■ **Instruction**
Quote the listing below in its entirety, omitting every image.
====== Stored records
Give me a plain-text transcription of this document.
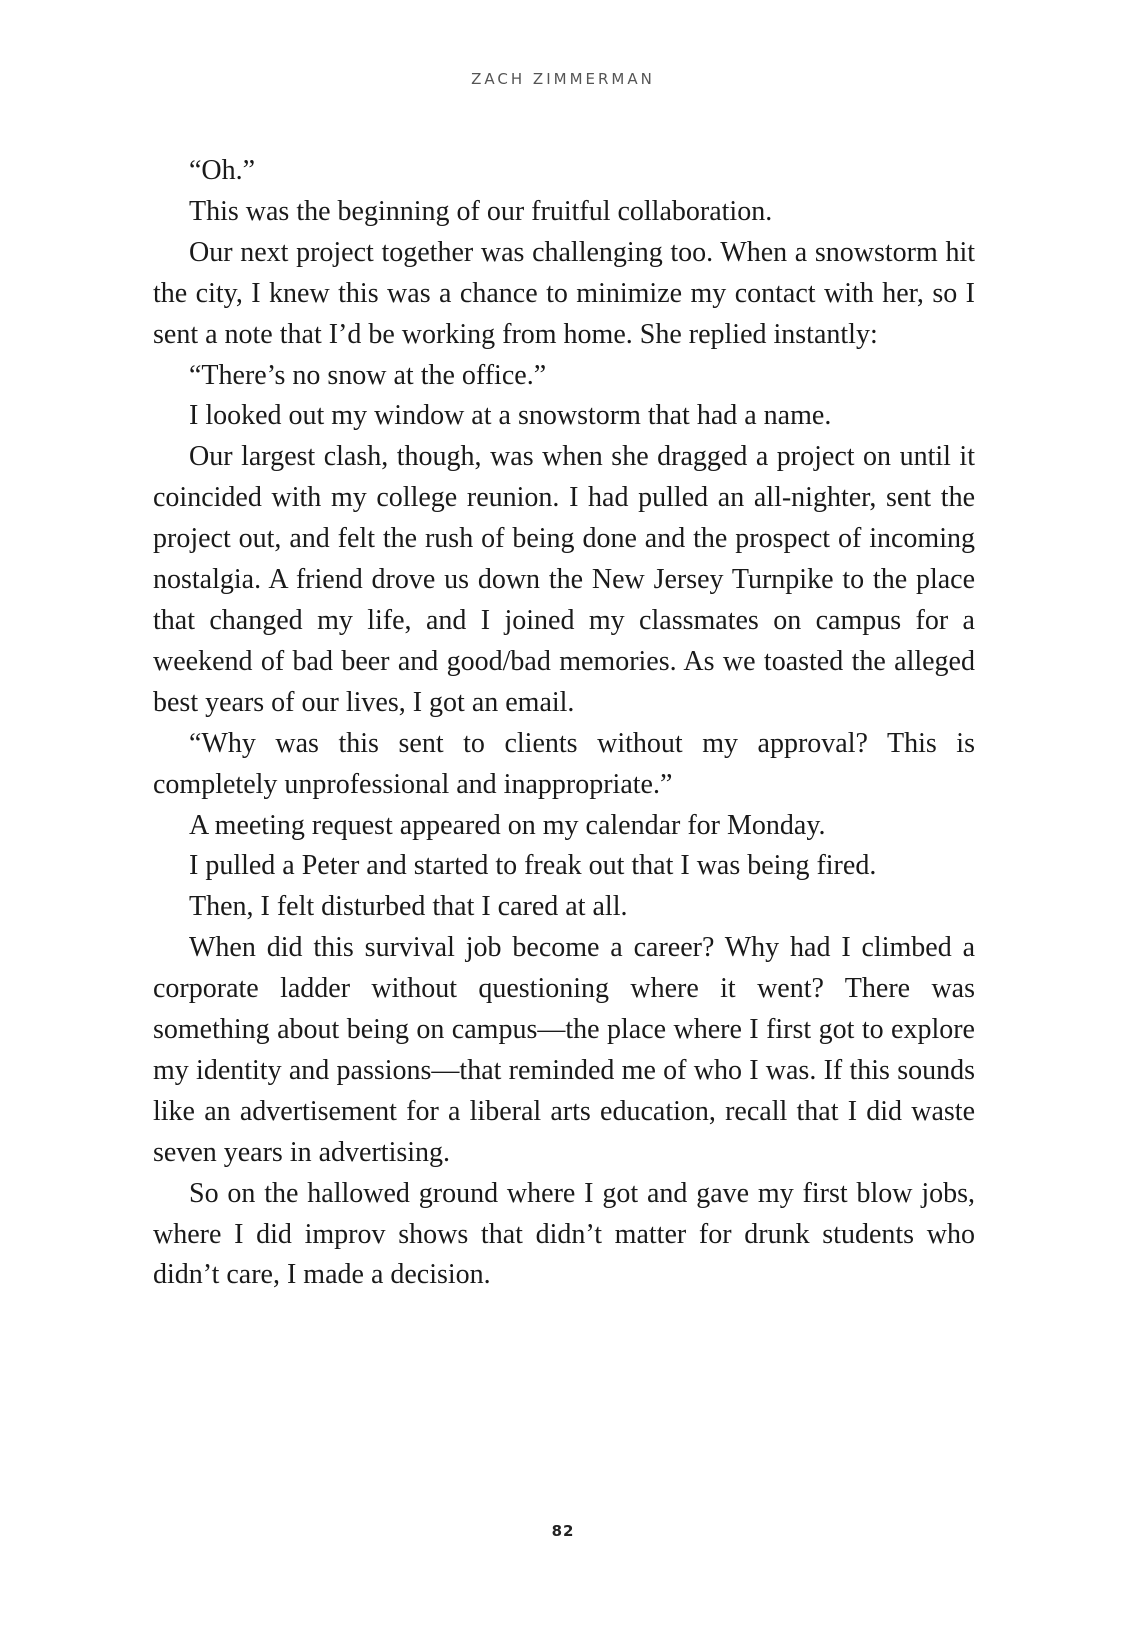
ZACH ZIMMERMAN

“Oh.”

This was the beginning of our fruitful collaboration.

Our next project together was challenging too. When a snowstorm hit the city, I knew this was a chance to minimize my contact with her, so I sent a note that I’d be working from home. She replied instantly:

“There’s no snow at the office.”

I looked out my window at a snowstorm that had a name.

Our largest clash, though, was when she dragged a project on until it coincided with my college reunion. I had pulled an all-nighter, sent the project out, and felt the rush of being done and the prospect of incoming nostalgia. A friend drove us down the New Jersey Turnpike to the place that changed my life, and I joined my classmates on campus for a weekend of bad beer and good/bad memories. As we toasted the alleged best years of our lives, I got an email.

“Why was this sent to clients without my approval? This is completely unprofessional and inappropriate.”

A meeting request appeared on my calendar for Monday.

I pulled a Peter and started to freak out that I was being fired.

Then, I felt disturbed that I cared at all.

When did this survival job become a career? Why had I climbed a corporate ladder without questioning where it went? There was something about being on campus—the place where I first got to explore my identity and passions—that reminded me of who I was. If this sounds like an advertisement for a liberal arts education, recall that I did waste seven years in advertising.

So on the hallowed ground where I got and gave my first blow jobs, where I did improv shows that didn’t matter for drunk students who didn’t care, I made a decision.

82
============
■ **Task response**
Give me a plain-text transcription of this document.
ZACH ZIMMERMAN

“Oh.”

This was the beginning of our fruitful collaboration.

Our next project together was challenging too. When a snowstorm hit the city, I knew this was a chance to minimize my contact with her, so I sent a note that I’d be working from home. She replied instantly:

“There’s no snow at the office.”

I looked out my window at a snowstorm that had a name.

Our largest clash, though, was when she dragged a project on until it coincided with my college reunion. I had pulled an all-nighter, sent the project out, and felt the rush of being done and the prospect of incoming nostalgia. A friend drove us down the New Jersey Turnpike to the place that changed my life, and I joined my classmates on campus for a weekend of bad beer and good/bad memories. As we toasted the alleged best years of our lives, I got an email.

“Why was this sent to clients without my approval? This is completely unprofessional and inappropriate.”

A meeting request appeared on my calendar for Monday.

I pulled a Peter and started to freak out that I was being fired.

Then, I felt disturbed that I cared at all.

When did this survival job become a career? Why had I climbed a corporate ladder without questioning where it went? There was something about being on campus—the place where I first got to explore my identity and passions—that reminded me of who I was. If this sounds like an advertisement for a liberal arts education, recall that I did waste seven years in advertising.

So on the hallowed ground where I got and gave my first blow jobs, where I did improv shows that didn’t matter for drunk students who didn’t care, I made a decision.

82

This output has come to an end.